>> start
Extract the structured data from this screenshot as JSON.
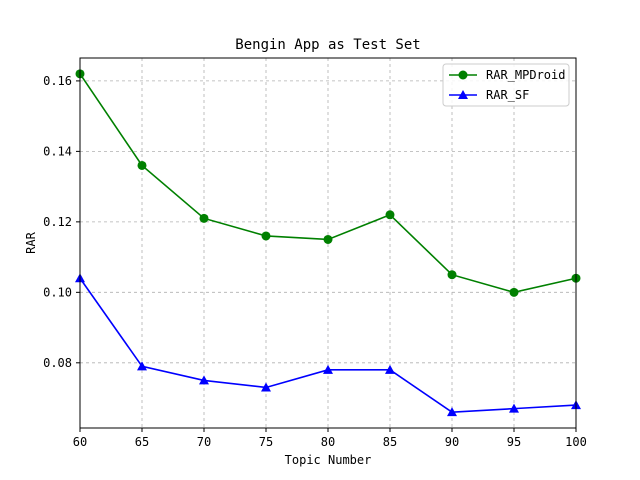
{
  "chart_data": {
    "type": "line",
    "title": "Bengin App as Test Set",
    "xlabel": "Topic Number",
    "ylabel": "RAR",
    "x": [
      60,
      65,
      70,
      75,
      80,
      85,
      90,
      95,
      100
    ],
    "xlim": [
      60,
      100
    ],
    "ylim": [
      0.0615,
      0.1665
    ],
    "xticks": [
      "60",
      "65",
      "70",
      "75",
      "80",
      "85",
      "90",
      "95",
      "100"
    ],
    "yticks": [
      "0.08",
      "0.10",
      "0.12",
      "0.14",
      "0.16"
    ],
    "grid": true,
    "legend_position": "top-right",
    "series": [
      {
        "name": "RAR_MPDroid",
        "color": "#008000",
        "marker": "circle",
        "values": [
          0.162,
          0.136,
          0.121,
          0.116,
          0.115,
          0.122,
          0.105,
          0.1,
          0.104
        ]
      },
      {
        "name": "RAR_SF",
        "color": "#0000ff",
        "marker": "triangle",
        "values": [
          0.104,
          0.079,
          0.075,
          0.073,
          0.078,
          0.078,
          0.066,
          0.067,
          0.068
        ]
      }
    ]
  }
}
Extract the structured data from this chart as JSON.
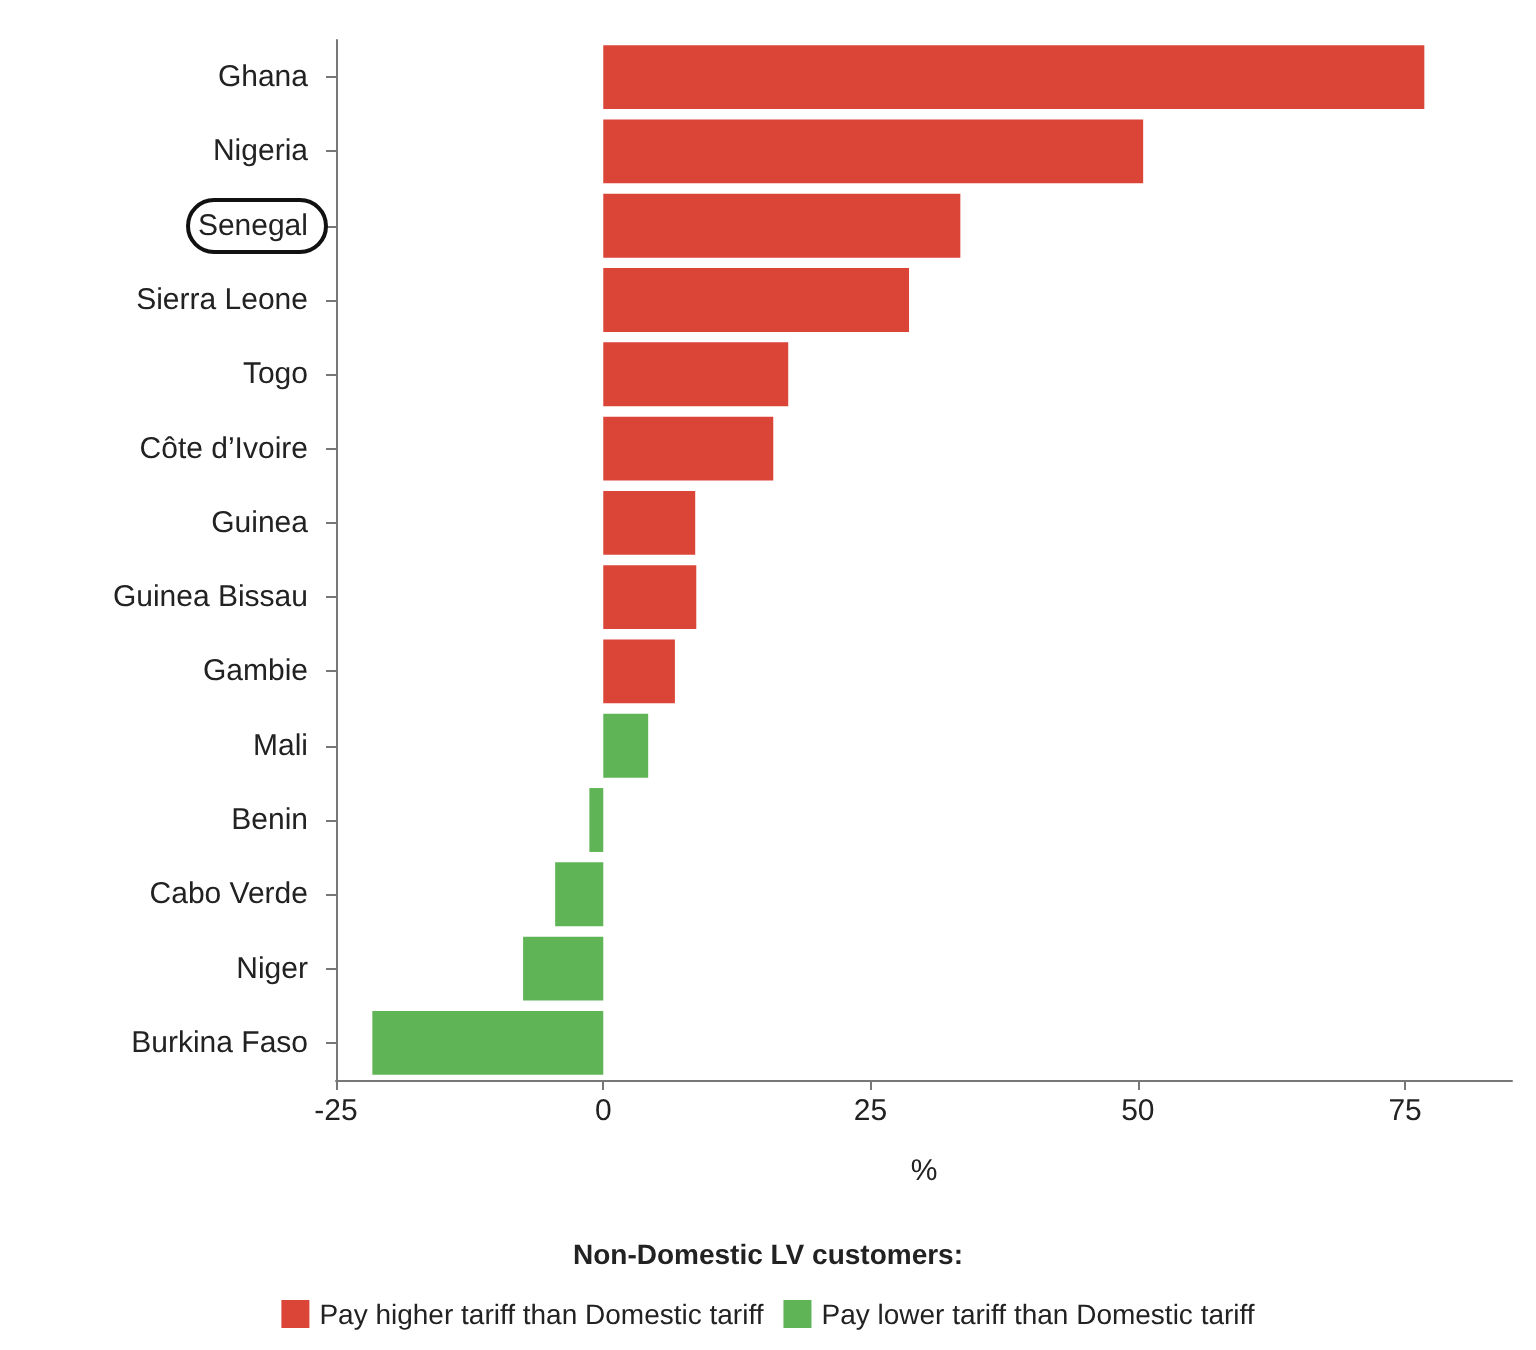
{
  "chart_data": {
    "type": "bar",
    "orientation": "horizontal",
    "xlabel": "%",
    "legend_title": "Non-Domestic LV customers:",
    "legend": "bottom",
    "grid": false,
    "categories": [
      "Ghana",
      "Nigeria",
      "Senegal",
      "Sierra Leone",
      "Togo",
      "Côte d’Ivoire",
      "Guinea",
      "Guinea Bissau",
      "Gambie",
      "Mali",
      "Benin",
      "Cabo Verde",
      "Niger",
      "Burkina Faso"
    ],
    "series": [
      {
        "name": "Pay higher tariff than Domestic tariff",
        "color": "#db4537",
        "values": [
          76.8,
          50.5,
          33.4,
          28.6,
          17.3,
          15.9,
          8.6,
          8.7,
          6.7,
          null,
          null,
          null,
          null,
          null
        ]
      },
      {
        "name": "Pay lower tariff than Domestic tariff",
        "color": "#5fb455",
        "values": [
          null,
          null,
          null,
          null,
          null,
          null,
          null,
          null,
          null,
          4.2,
          -1.3,
          -4.5,
          -7.5,
          -21.6
        ]
      }
    ],
    "xlim": [
      -25,
      85
    ],
    "xticks": [
      -25,
      0,
      25,
      50,
      75
    ]
  }
}
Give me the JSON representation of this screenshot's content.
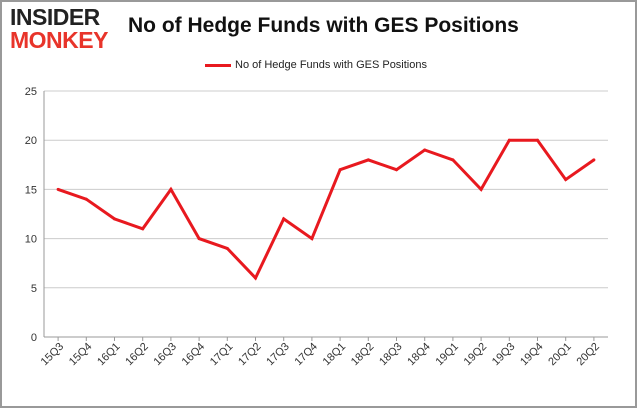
{
  "logo": {
    "line1": "INSIDER",
    "line2": "MONKEY"
  },
  "colors": {
    "series": "#e8191f",
    "grid": "#cccccc",
    "axis": "#999999",
    "text": "#333333",
    "logo_accent": "#e8342a"
  },
  "chart_data": {
    "type": "line",
    "title": "No of Hedge Funds with GES Positions",
    "xlabel": "",
    "ylabel": "",
    "ylim": [
      0,
      25
    ],
    "yticks": [
      0,
      5,
      10,
      15,
      20,
      25
    ],
    "grid": true,
    "legend_position": "top-center",
    "categories": [
      "15Q3",
      "15Q4",
      "16Q1",
      "16Q2",
      "16Q3",
      "16Q4",
      "17Q1",
      "17Q2",
      "17Q3",
      "17Q4",
      "18Q1",
      "18Q2",
      "18Q3",
      "18Q4",
      "19Q1",
      "19Q2",
      "19Q3",
      "19Q4",
      "20Q1",
      "20Q2"
    ],
    "series": [
      {
        "name": "No of Hedge Funds with GES Positions",
        "values": [
          15,
          14,
          12,
          11,
          15,
          10,
          9,
          6,
          12,
          10,
          17,
          18,
          17,
          19,
          18,
          15,
          20,
          20,
          16,
          18
        ]
      }
    ]
  }
}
>> end
Do this: Copy out every line of the data that includes "from".

Answer to the problem:
Extract the structured data from this screenshot as JSON.
Extract the structured data from this chart as JSON.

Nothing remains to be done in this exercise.